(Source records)
= = = = =

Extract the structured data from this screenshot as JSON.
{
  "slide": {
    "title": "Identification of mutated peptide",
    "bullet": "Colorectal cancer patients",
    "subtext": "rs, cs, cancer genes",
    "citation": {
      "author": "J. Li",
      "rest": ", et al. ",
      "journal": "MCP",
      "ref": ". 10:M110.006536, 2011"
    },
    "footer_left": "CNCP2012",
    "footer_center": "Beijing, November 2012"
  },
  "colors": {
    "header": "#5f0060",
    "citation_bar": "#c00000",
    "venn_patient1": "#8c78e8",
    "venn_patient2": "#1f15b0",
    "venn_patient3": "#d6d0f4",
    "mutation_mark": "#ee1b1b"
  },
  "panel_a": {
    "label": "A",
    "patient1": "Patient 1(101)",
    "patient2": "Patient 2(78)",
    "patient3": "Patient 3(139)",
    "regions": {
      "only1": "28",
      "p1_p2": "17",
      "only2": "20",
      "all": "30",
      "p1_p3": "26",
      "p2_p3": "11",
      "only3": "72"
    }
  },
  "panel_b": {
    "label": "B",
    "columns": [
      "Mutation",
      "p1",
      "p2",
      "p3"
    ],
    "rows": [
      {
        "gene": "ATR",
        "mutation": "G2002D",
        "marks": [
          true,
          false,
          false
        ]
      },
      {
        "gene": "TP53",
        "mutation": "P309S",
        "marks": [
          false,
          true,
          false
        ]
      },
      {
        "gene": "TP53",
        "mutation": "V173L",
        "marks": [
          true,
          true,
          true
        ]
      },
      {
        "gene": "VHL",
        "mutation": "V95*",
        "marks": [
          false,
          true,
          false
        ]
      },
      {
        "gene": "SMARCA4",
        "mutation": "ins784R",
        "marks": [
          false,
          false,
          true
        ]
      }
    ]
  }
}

= = = = =

*WORK TO BE COMPLETED*
All of the data is to be written out again, word for word.

*EXERCISE OUTPUT*
Extract the structured data from this screenshot as JSON.
{
  "slide": {
    "title": "Identification of mutated peptide",
    "bullet": "Colorectal cancer patients",
    "subtext": "rs, cs, cancer genes",
    "citation": {
      "author": "J. Li",
      "rest": ", et al. ",
      "journal": "MCP",
      "ref": ". 10:M110.006536, 2011"
    },
    "footer_left": "CNCP2012",
    "footer_center": "Beijing, November 2012"
  },
  "colors": {
    "header": "#5f0060",
    "citation_bar": "#c00000",
    "venn_patient1": "#8c78e8",
    "venn_patient2": "#1f15b0",
    "venn_patient3": "#d6d0f4",
    "mutation_mark": "#ee1b1b"
  },
  "panel_a": {
    "label": "A",
    "patient1": "Patient 1(101)",
    "patient2": "Patient 2(78)",
    "patient3": "Patient 3(139)",
    "regions": {
      "only1": "28",
      "p1_p2": "17",
      "only2": "20",
      "all": "30",
      "p1_p3": "26",
      "p2_p3": "11",
      "only3": "72"
    }
  },
  "panel_b": {
    "label": "B",
    "columns": [
      "Mutation",
      "p1",
      "p2",
      "p3"
    ],
    "rows": [
      {
        "gene": "ATR",
        "mutation": "G2002D",
        "marks": [
          true,
          false,
          false
        ]
      },
      {
        "gene": "TP53",
        "mutation": "P309S",
        "marks": [
          false,
          true,
          false
        ]
      },
      {
        "gene": "TP53",
        "mutation": "V173L",
        "marks": [
          true,
          true,
          true
        ]
      },
      {
        "gene": "VHL",
        "mutation": "V95*",
        "marks": [
          false,
          true,
          false
        ]
      },
      {
        "gene": "SMARCA4",
        "mutation": "ins784R",
        "marks": [
          false,
          false,
          true
        ]
      }
    ]
  }
}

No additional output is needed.